- The problem -
In the listing below, replace every occurrence of "fold-icon" with "collapse-icon" and leave all other text unchanged. Omit the pictures from your output.

>> START Materials provided

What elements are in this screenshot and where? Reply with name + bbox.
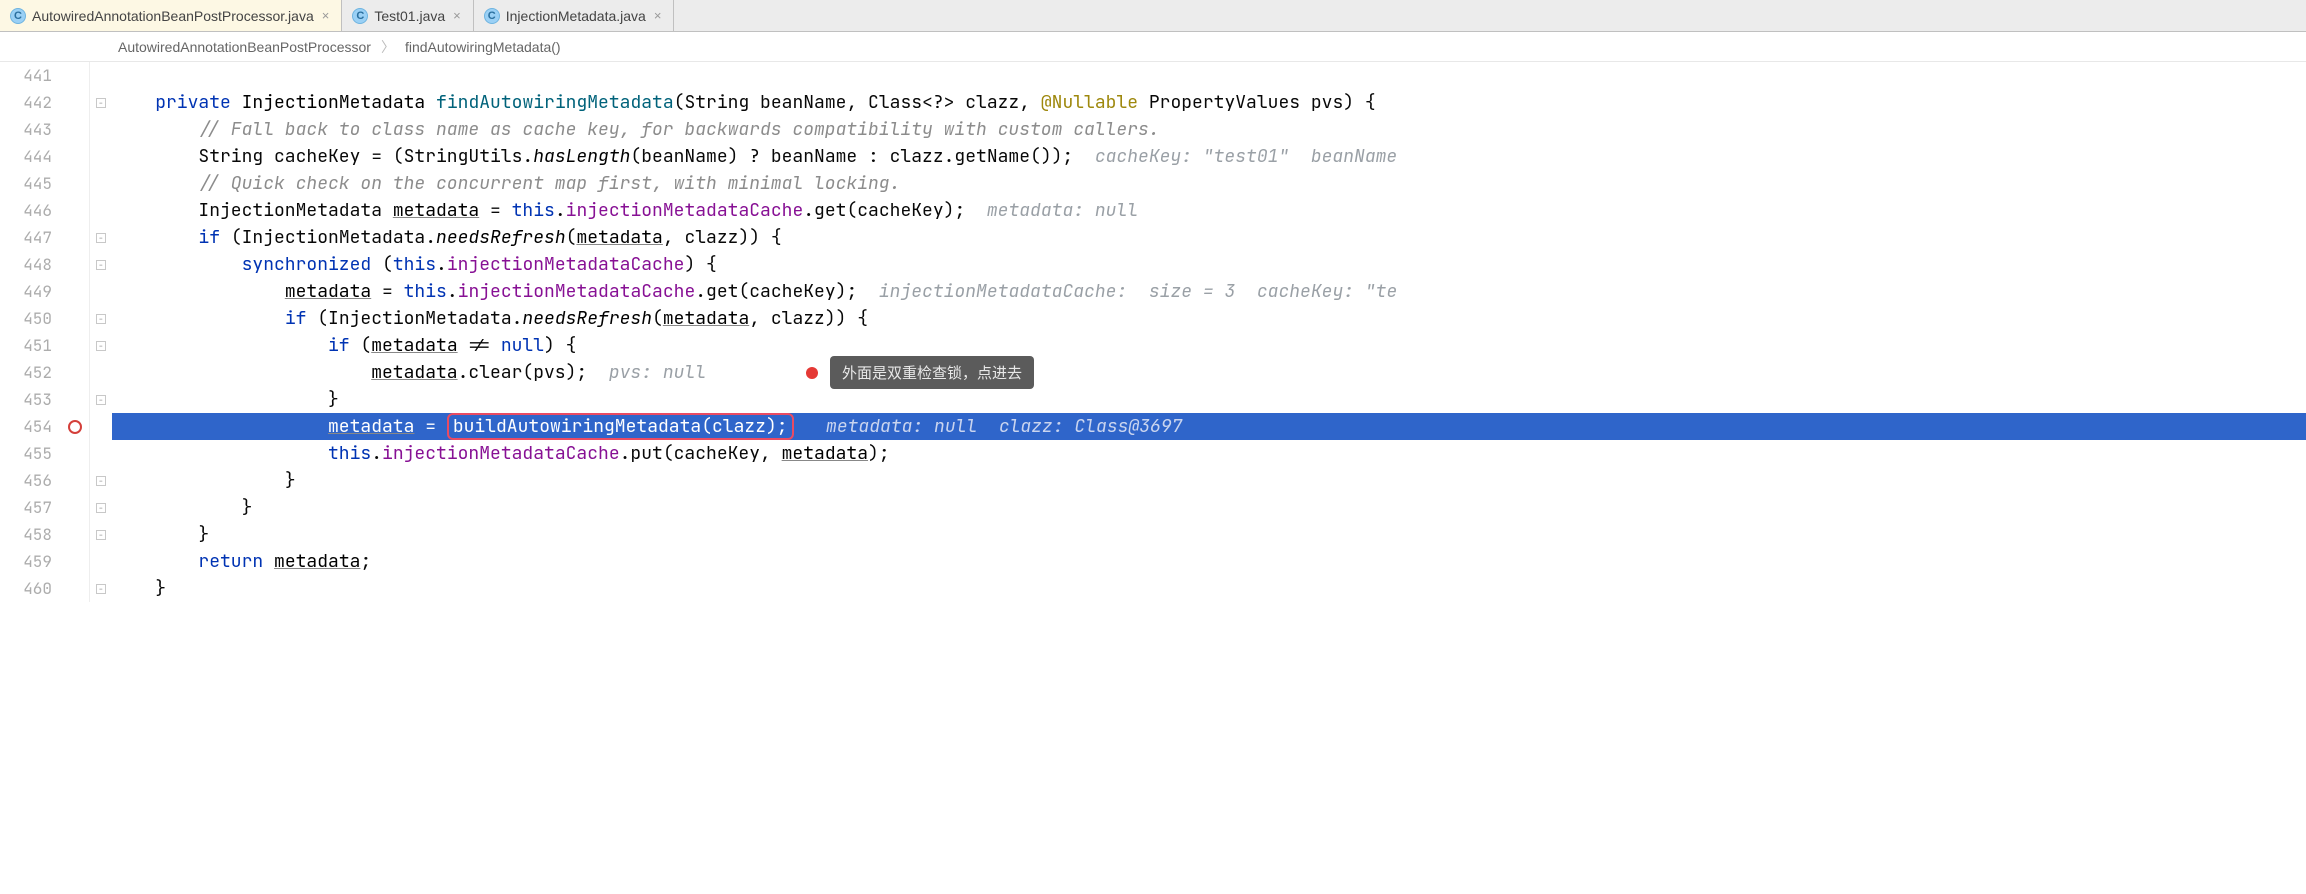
chevron-right-icon: 〉: [381, 37, 395, 57]
bookmark-dot-icon: [806, 367, 818, 379]
fold-icon[interactable]: −: [96, 584, 106, 594]
inline-debug-hint: cacheKey: "test01" beanName: [1073, 145, 1397, 168]
close-icon[interactable]: ×: [451, 8, 463, 23]
inline-debug-hint: metadata: null clazz: Class@3697: [794, 415, 1183, 438]
fold-icon[interactable]: −: [96, 341, 106, 351]
code-line[interactable]: if (metadata != null) {: [112, 332, 2306, 359]
code-line[interactable]: String cacheKey = (StringUtils.hasLength…: [112, 143, 2306, 170]
code-area[interactable]: private InjectionMetadata findAutowiring…: [112, 62, 2306, 602]
annotation-bookmark[interactable]: 外面是双重检查锁，点进去: [806, 356, 1034, 389]
code-line[interactable]: InjectionMetadata metadata = this.inject…: [112, 197, 2306, 224]
close-icon[interactable]: ×: [320, 8, 332, 23]
fold-icon[interactable]: −: [96, 314, 106, 324]
code-line[interactable]: metadata = this.injectionMetadataCache.g…: [112, 278, 2306, 305]
line-number: 458: [0, 521, 52, 548]
code-line[interactable]: if (InjectionMetadata.needsRefresh(metad…: [112, 224, 2306, 251]
inline-debug-hint: pvs: null: [587, 361, 706, 384]
code-line[interactable]: return metadata;: [112, 548, 2306, 575]
code-line[interactable]: // Quick check on the concurrent map fir…: [112, 170, 2306, 197]
line-number: 456: [0, 467, 52, 494]
fold-icon[interactable]: −: [96, 233, 106, 243]
code-line[interactable]: if (InjectionMetadata.needsRefresh(metad…: [112, 305, 2306, 332]
breadcrumb-method[interactable]: findAutowiringMetadata(): [405, 39, 561, 55]
java-class-icon: C: [10, 8, 26, 24]
tab-autowired-processor[interactable]: C AutowiredAnnotationBeanPostProcessor.j…: [0, 0, 342, 31]
line-number: 442: [0, 89, 52, 116]
fold-icon[interactable]: −: [96, 530, 106, 540]
code-line[interactable]: }: [112, 467, 2306, 494]
line-number: 459: [0, 548, 52, 575]
annotation-tooltip: 外面是双重检查锁，点进去: [830, 356, 1034, 389]
line-number: 455: [0, 440, 52, 467]
highlighted-call[interactable]: buildAutowiringMetadata(clazz);: [447, 413, 794, 440]
line-number: 441: [0, 62, 52, 89]
close-icon[interactable]: ×: [652, 8, 664, 23]
tab-label: InjectionMetadata.java: [506, 8, 646, 24]
line-number: 444: [0, 143, 52, 170]
tab-test01[interactable]: C Test01.java ×: [342, 0, 473, 31]
code-line-current[interactable]: metadata = buildAutowiringMetadata(clazz…: [112, 413, 2306, 440]
line-number: 454: [0, 413, 52, 440]
line-number: 457: [0, 494, 52, 521]
line-number-gutter: 441 442 443 444 445 446 447 448 449 450 …: [0, 62, 60, 602]
code-line[interactable]: }: [112, 521, 2306, 548]
tab-label: AutowiredAnnotationBeanPostProcessor.jav…: [32, 8, 314, 24]
fold-icon[interactable]: −: [96, 503, 106, 513]
tab-injection-metadata[interactable]: C InjectionMetadata.java ×: [474, 0, 675, 31]
line-number: 447: [0, 224, 52, 251]
code-editor[interactable]: 441 442 443 444 445 446 447 448 449 450 …: [0, 62, 2306, 602]
code-line[interactable]: private InjectionMetadata findAutowiring…: [112, 89, 2306, 116]
line-number: 450: [0, 305, 52, 332]
code-line[interactable]: [112, 62, 2306, 89]
fold-icon[interactable]: −: [96, 476, 106, 486]
code-line[interactable]: this.injectionMetadataCache.put(cacheKey…: [112, 440, 2306, 467]
breakpoint-icon: [68, 420, 82, 434]
fold-gutter[interactable]: − − − − − − − − − −: [90, 62, 112, 602]
breakpoint-gutter[interactable]: [60, 62, 90, 602]
code-line[interactable]: }: [112, 575, 2306, 602]
code-line[interactable]: // Fall back to class name as cache key,…: [112, 116, 2306, 143]
fold-icon[interactable]: −: [96, 260, 106, 270]
breadcrumb-class[interactable]: AutowiredAnnotationBeanPostProcessor: [118, 39, 371, 55]
breakpoint-marker[interactable]: [60, 413, 89, 440]
tab-label: Test01.java: [374, 8, 445, 24]
line-number: 443: [0, 116, 52, 143]
java-class-icon: C: [352, 8, 368, 24]
fold-icon[interactable]: −: [96, 98, 106, 108]
java-class-icon: C: [484, 8, 500, 24]
fold-icon[interactable]: −: [96, 395, 106, 405]
line-number: 449: [0, 278, 52, 305]
breadcrumb: AutowiredAnnotationBeanPostProcessor 〉 f…: [0, 32, 2306, 62]
code-line[interactable]: }: [112, 386, 2306, 413]
line-number: 453: [0, 386, 52, 413]
line-number: 446: [0, 197, 52, 224]
code-line[interactable]: }: [112, 494, 2306, 521]
inline-debug-hint: metadata: null: [965, 199, 1138, 222]
line-number: 460: [0, 575, 52, 602]
line-number: 452: [0, 359, 52, 386]
code-line[interactable]: synchronized (this.injectionMetadataCach…: [112, 251, 2306, 278]
line-number: 445: [0, 170, 52, 197]
editor-tabs: C AutowiredAnnotationBeanPostProcessor.j…: [0, 0, 2306, 32]
inline-debug-hint: injectionMetadataCache: size = 3 cacheKe…: [857, 280, 1397, 303]
line-number: 451: [0, 332, 52, 359]
code-line[interactable]: metadata.clear(pvs); pvs: null: [112, 359, 2306, 386]
line-number: 448: [0, 251, 52, 278]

>> END Materials provided

- Solution to the exercise -
What elements are in this screenshot and where? Reply with name + bbox.
chevron-right-icon: 〉: [381, 37, 395, 57]
bookmark-dot-icon: [806, 367, 818, 379]
collapse-icon[interactable]: −: [96, 584, 106, 594]
inline-debug-hint: cacheKey: "test01" beanName: [1073, 145, 1397, 168]
close-icon[interactable]: ×: [451, 8, 463, 23]
inline-debug-hint: metadata: null clazz: Class@3697: [794, 415, 1183, 438]
collapse-icon[interactable]: −: [96, 341, 106, 351]
code-line[interactable]: if (metadata != null) {: [112, 332, 2306, 359]
code-line[interactable]: String cacheKey = (StringUtils.hasLength…: [112, 143, 2306, 170]
code-area[interactable]: private InjectionMetadata findAutowiring…: [112, 62, 2306, 602]
annotation-bookmark[interactable]: 外面是双重检查锁，点进去: [806, 356, 1034, 389]
code-line[interactable]: InjectionMetadata metadata = this.inject…: [112, 197, 2306, 224]
close-icon[interactable]: ×: [320, 8, 332, 23]
collapse-icon[interactable]: −: [96, 314, 106, 324]
code-line[interactable]: metadata = this.injectionMetadataCache.g…: [112, 278, 2306, 305]
line-number: 458: [0, 521, 52, 548]
code-line[interactable]: if (InjectionMetadata.needsRefresh(metad…: [112, 224, 2306, 251]
inline-debug-hint: pvs: null: [587, 361, 706, 384]
code-line[interactable]: return metadata;: [112, 548, 2306, 575]
code-line[interactable]: // Quick check on the concurrent map fir…: [112, 170, 2306, 197]
line-number: 456: [0, 467, 52, 494]
collapse-icon[interactable]: −: [96, 233, 106, 243]
code-line[interactable]: if (InjectionMetadata.needsRefresh(metad…: [112, 305, 2306, 332]
breadcrumb-method[interactable]: findAutowiringMetadata(): [405, 39, 561, 55]
java-class-icon: C: [10, 8, 26, 24]
tab-autowired-processor[interactable]: C AutowiredAnnotationBeanPostProcessor.j…: [0, 0, 342, 31]
line-number: 442: [0, 89, 52, 116]
collapse-icon[interactable]: −: [96, 530, 106, 540]
code-line[interactable]: }: [112, 467, 2306, 494]
line-number: 459: [0, 548, 52, 575]
annotation-tooltip: 外面是双重检查锁，点进去: [830, 356, 1034, 389]
line-number: 455: [0, 440, 52, 467]
highlighted-call[interactable]: buildAutowiringMetadata(clazz);: [447, 413, 794, 440]
line-number: 441: [0, 62, 52, 89]
close-icon[interactable]: ×: [652, 8, 664, 23]
tab-label: InjectionMetadata.java: [506, 8, 646, 24]
line-number: 444: [0, 143, 52, 170]
tab-test01[interactable]: C Test01.java ×: [342, 0, 473, 31]
code-line-current[interactable]: metadata = buildAutowiringMetadata(clazz…: [112, 413, 2306, 440]
line-number: 454: [0, 413, 52, 440]
line-number: 457: [0, 494, 52, 521]
line-number-gutter: 441 442 443 444 445 446 447 448 449 450 …: [0, 62, 60, 602]
code-line[interactable]: }: [112, 521, 2306, 548]
tab-label: AutowiredAnnotationBeanPostProcessor.jav…: [32, 8, 314, 24]
collapse-icon[interactable]: −: [96, 503, 106, 513]
tab-injection-metadata[interactable]: C InjectionMetadata.java ×: [474, 0, 675, 31]
line-number: 447: [0, 224, 52, 251]
code-editor[interactable]: 441 442 443 444 445 446 447 448 449 450 …: [0, 62, 2306, 602]
code-line[interactable]: private InjectionMetadata findAutowiring…: [112, 89, 2306, 116]
line-number: 450: [0, 305, 52, 332]
code-line[interactable]: [112, 62, 2306, 89]
collapse-icon[interactable]: −: [96, 476, 106, 486]
code-line[interactable]: this.injectionMetadataCache.put(cacheKey…: [112, 440, 2306, 467]
breakpoint-icon: [68, 420, 82, 434]
fold-gutter[interactable]: − − − − − − − − − −: [90, 62, 112, 602]
breakpoint-gutter[interactable]: [60, 62, 90, 602]
code-line[interactable]: }: [112, 575, 2306, 602]
code-line[interactable]: // Fall back to class name as cache key,…: [112, 116, 2306, 143]
collapse-icon[interactable]: −: [96, 260, 106, 270]
breadcrumb-class[interactable]: AutowiredAnnotationBeanPostProcessor: [118, 39, 371, 55]
breakpoint-marker[interactable]: [60, 413, 89, 440]
tab-label: Test01.java: [374, 8, 445, 24]
line-number: 443: [0, 116, 52, 143]
java-class-icon: C: [352, 8, 368, 24]
collapse-icon[interactable]: −: [96, 98, 106, 108]
java-class-icon: C: [484, 8, 500, 24]
collapse-icon[interactable]: −: [96, 395, 106, 405]
line-number: 449: [0, 278, 52, 305]
breadcrumb: AutowiredAnnotationBeanPostProcessor 〉 f…: [0, 32, 2306, 62]
code-line[interactable]: }: [112, 386, 2306, 413]
line-number: 453: [0, 386, 52, 413]
line-number: 446: [0, 197, 52, 224]
code-line[interactable]: }: [112, 494, 2306, 521]
inline-debug-hint: metadata: null: [965, 199, 1138, 222]
line-number: 460: [0, 575, 52, 602]
line-number: 452: [0, 359, 52, 386]
code-line[interactable]: synchronized (this.injectionMetadataCach…: [112, 251, 2306, 278]
line-number: 445: [0, 170, 52, 197]
editor-tabs: C AutowiredAnnotationBeanPostProcessor.j…: [0, 0, 2306, 32]
inline-debug-hint: injectionMetadataCache: size = 3 cacheKe…: [857, 280, 1397, 303]
line-number: 451: [0, 332, 52, 359]
code-line[interactable]: metadata.clear(pvs); pvs: null: [112, 359, 2306, 386]
line-number: 448: [0, 251, 52, 278]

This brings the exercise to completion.